* **Extrait choisi**:
+ + + +
Réunion du 18 novembre 2009 à 9h30
Commission des affaires étrangères

Photo issue du site de l'Assemblée nationale ou de WikipediaJacques Myard :

Dans le domaine nucléaire, la situation actuelle est marquée par le déséquilibre entre les cinq Etats dotés d'armes nucléaires et ceux qui ne sont pas autorisés à détenir de telles armes. Il faut rappeler cependant que 90 % des armes, déployées ou stockées, sont détenues par les Etats-Unis et la Russie. La réduction des arsenaux nucléaires de ces deux pays est donc un préalable indispensable à toute poursuite de discussions sur le niveau des arsenaux dans le monde. Parallèlement, la Chine augmente ses capacités.

Dès lors, il faut saluer le choix du Président de la République de maintenir une capacité de dissuasion nucléaire suffisante pour notre pays, et d'en avoir préservé l'indépendance en refusant, contrairement au Royaume-Uni, d'adhérer au groupe des plans nucléaires de l'OTAN.

Les vraies questions diplomatiques, politiques et militaires se posent au sujet des « nouveaux acteurs » comme l'Inde, le Pakistan, Israël, l'Iran ou la Corée du Nord. La Syrie ne semble pas devoir jouer un rôle majeur à l'avenir, bien qu'elle ait essayé de développer des capacités nucléaires clandestines.

Quelles sont les problématiques diplomatiques et politiques à moins d'un an de la tenue d'une conférence de révision du TNP, traité inégalitaire puisqu'il autorise certains Etats à détenir des instruments de puissance qu'il interdit à tous les autres ? Le traité fixe des obligations en matière de non-prolifération, obligations que l'Iran, partie au TNP, a violé du fait de sa poursuite d'activités nucléaires clandestines sur son territoire.

Le désarmement nucléaire est-il la solution pour la planète ? Alors que beaucoup souscrivent à cette vision, il faut être plus précautionneux. Un désarmement nucléaire mondial conférerait un avantage rédhibitoire aux Etats disposant des plus importantes puissances conventionnelles, aujourd'hui les Etats-Unis, mais demain la Chine, peuplée par plus d'un milliard d'habitants et investissant massivement dans les équipements militaires.

La France n'a donc pas à baisser la garde dans ce domaine. Que les Russes et les Américains commencent par réduire leurs arsenaux, qui, eux, sont totalement disproportionnés par rapport à l'état de la menace !
+ + + +
* **Données sur les éléments et les régions**:
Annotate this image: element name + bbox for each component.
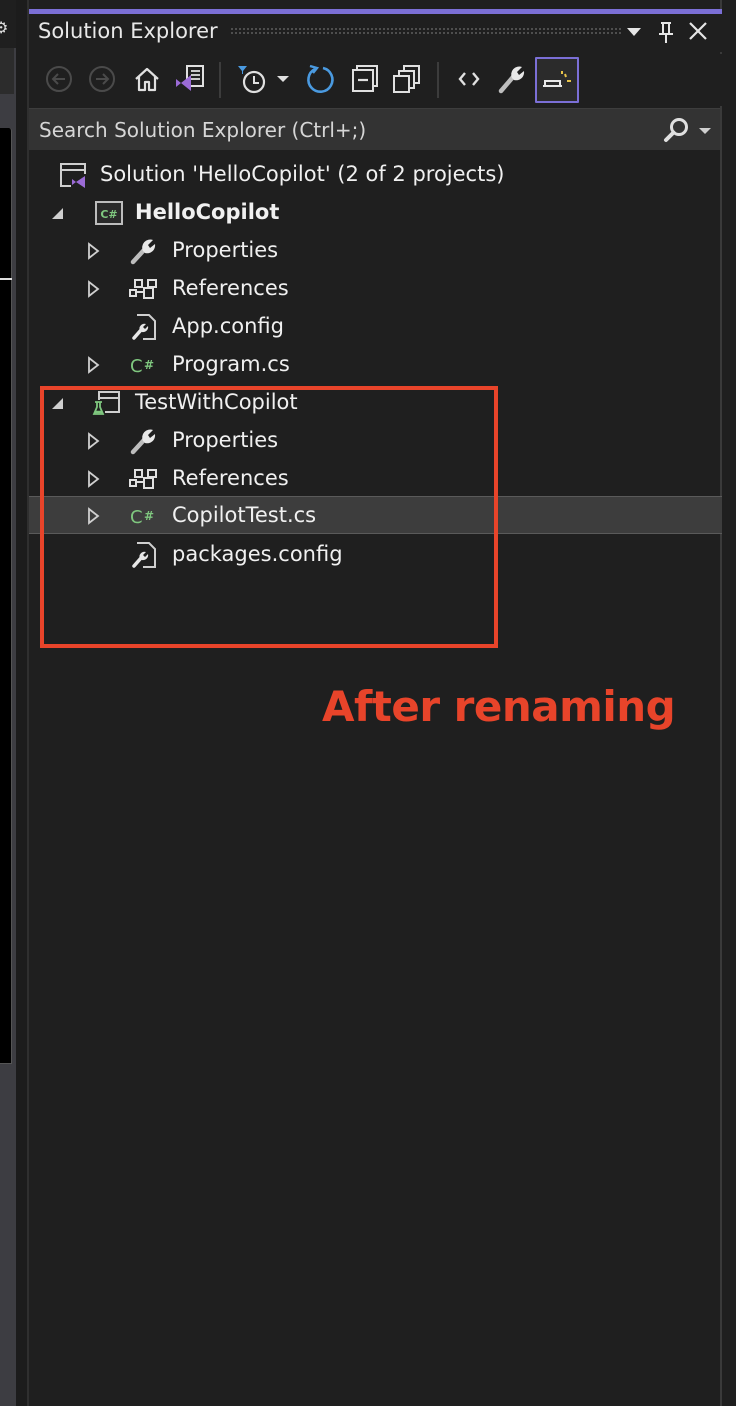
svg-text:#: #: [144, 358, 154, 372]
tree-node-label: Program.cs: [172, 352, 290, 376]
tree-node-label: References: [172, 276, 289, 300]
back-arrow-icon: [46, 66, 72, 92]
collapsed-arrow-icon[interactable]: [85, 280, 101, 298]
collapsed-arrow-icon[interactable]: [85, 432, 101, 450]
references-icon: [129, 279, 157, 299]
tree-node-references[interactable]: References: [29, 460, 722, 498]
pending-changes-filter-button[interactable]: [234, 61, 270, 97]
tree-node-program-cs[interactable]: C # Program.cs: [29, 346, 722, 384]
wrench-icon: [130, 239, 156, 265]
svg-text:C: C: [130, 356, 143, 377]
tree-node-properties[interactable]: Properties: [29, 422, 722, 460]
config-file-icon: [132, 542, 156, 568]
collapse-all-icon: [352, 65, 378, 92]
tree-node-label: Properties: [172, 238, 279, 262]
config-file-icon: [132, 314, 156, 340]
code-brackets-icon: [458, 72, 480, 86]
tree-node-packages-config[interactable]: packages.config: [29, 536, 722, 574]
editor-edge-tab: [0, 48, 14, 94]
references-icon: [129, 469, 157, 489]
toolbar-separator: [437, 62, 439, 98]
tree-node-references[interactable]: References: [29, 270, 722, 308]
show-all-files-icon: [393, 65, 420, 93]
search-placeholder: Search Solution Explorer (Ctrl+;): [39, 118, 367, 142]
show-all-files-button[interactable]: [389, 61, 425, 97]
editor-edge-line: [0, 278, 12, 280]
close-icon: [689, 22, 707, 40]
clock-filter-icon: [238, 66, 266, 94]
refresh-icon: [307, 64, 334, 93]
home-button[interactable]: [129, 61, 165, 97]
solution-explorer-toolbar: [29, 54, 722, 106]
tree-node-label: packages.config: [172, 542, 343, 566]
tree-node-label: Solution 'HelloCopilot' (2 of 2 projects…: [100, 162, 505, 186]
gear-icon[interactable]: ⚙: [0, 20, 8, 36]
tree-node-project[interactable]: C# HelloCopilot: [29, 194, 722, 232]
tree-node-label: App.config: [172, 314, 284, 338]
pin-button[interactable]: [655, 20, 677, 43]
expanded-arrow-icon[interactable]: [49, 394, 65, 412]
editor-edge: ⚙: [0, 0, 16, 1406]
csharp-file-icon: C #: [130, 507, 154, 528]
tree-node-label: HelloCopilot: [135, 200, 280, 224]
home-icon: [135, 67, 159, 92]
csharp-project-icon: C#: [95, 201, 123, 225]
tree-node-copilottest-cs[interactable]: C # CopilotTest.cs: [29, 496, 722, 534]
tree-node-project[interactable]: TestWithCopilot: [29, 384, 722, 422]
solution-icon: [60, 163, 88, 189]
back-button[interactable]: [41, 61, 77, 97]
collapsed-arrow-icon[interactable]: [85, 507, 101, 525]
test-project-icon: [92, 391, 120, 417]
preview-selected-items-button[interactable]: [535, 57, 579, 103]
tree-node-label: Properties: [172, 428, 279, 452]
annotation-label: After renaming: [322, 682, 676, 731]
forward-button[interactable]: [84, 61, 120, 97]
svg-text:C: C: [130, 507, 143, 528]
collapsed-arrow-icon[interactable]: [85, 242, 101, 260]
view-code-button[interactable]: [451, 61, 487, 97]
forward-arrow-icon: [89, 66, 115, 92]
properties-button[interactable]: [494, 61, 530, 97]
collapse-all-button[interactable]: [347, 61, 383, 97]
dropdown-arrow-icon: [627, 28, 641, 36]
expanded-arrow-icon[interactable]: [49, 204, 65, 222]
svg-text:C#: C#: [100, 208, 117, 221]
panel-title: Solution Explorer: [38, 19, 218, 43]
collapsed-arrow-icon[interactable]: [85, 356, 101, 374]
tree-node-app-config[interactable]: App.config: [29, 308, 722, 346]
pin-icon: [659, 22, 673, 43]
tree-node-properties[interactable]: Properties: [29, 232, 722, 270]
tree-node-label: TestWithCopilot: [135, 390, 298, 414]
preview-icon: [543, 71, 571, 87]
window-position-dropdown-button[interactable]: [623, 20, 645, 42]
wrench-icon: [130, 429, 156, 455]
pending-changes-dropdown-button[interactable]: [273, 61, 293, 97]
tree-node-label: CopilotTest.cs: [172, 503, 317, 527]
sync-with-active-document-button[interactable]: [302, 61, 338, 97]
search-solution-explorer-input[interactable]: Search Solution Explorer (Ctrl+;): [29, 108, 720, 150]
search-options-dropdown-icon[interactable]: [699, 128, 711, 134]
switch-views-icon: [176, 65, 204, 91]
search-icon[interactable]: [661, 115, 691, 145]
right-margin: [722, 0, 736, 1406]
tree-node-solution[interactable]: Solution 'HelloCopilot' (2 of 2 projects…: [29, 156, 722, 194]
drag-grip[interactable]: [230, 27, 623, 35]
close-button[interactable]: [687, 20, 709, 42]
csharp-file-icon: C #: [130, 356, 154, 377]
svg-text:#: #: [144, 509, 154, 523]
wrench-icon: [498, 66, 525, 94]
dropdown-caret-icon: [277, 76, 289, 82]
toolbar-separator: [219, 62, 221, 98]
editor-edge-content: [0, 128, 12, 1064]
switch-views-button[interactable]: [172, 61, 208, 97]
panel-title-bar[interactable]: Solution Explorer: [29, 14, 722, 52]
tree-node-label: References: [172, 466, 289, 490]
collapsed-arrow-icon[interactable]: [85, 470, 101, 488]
+ + + +
* **Exercice court 1**:
D'après l'extrait sur la dissuasion nucléaire, quelle part des armes nucléaires les États-Unis et la Russie détiennent-ils ?
* **Exercice court 2**:
Indiquez si chaque affirmation s'accorde avec l'extrait sur la dissuasion nucléaire, en répondant par oui ou non et en citant les mots décisifs du texte : (a) La France a adhéré au groupe des plans nucléaires de l'OTAN. (b) L'Iran est partie au TNP. (c) La Chine augmente ses capacités.
* **Exercice court 3**:
Poursuivez l'extrait sur la dissuasion nucléaire à partir de sa dernière phrase.

* **Réponse attendue 1**:
Ils détiennent 90 % des armes, déployées ou stockées.

* **Réponse attendue 2**:
(a) Non : « en refusant, contrairement au Royaume-Uni, d'adhérer au groupe des plans nucléaires de l'OTAN ».
(b) Oui : « obligations que l'Iran, partie au TNP, a violé ».
(c) Oui : « Parallèlement, la Chine augmente ses capacités. »

* **Réponse attendue 3**:
L'autre question qui se pose concernant les armes nucléaires, c'est celle de la dissémination des technologies. La caractéristique principale de la mondialisation actuelle, c'est de faciliter la diffusion des connaissances. A partir du moment où un Etat dispose d'une ressource humaine et industrielle suffisante, il peut maîtriser la technologie nucléaire. Les échanges scientifiques suivent depuis longtemps une autre logique que celle des rapports entre Etats, mais la libéralisation actuelle des échanges accélère encore le rapprochement de la communauté scientifique.

Or, malgré la multiplication des règles de contrôle des transferts de technologies, à travers les groupes d'exportateurs notamment, les résultats obtenus restent faibles. En renforçant les liens entre les Etats proliférants à travers des réseaux de prolifération dits de second cercle, les mesures actuelles tendraient plutôt à avoir des effets inverses à ceux recherchés. Quoi qu'il en soit, la dissémination de technologies fonctionne aujourd'hui entre les Etats, y compris à travers des réseaux d'apparence privés mais en réalité très proches des autorités étatiques comme le réseau Khan au Pakistan.

Cette dissémination a fait craindre l'émergence d'un terrorisme nucléaire. Certains documents recueillis par les services de renseignement américains ont montré qu'Al Qaïda s'intéressait aux méthodes de fabrication d'une arme nucléaire. Cette hypothèse relève toutefois du fantasme. L'importance des ressources humaines et industrielles, la maîtrise des technologies dans le domaine des explosifs et de la transformation des matières fissiles, nécessitent des infrastructures qu'un groupe terroriste ne peut mettre en place sans éveiller les soupçons.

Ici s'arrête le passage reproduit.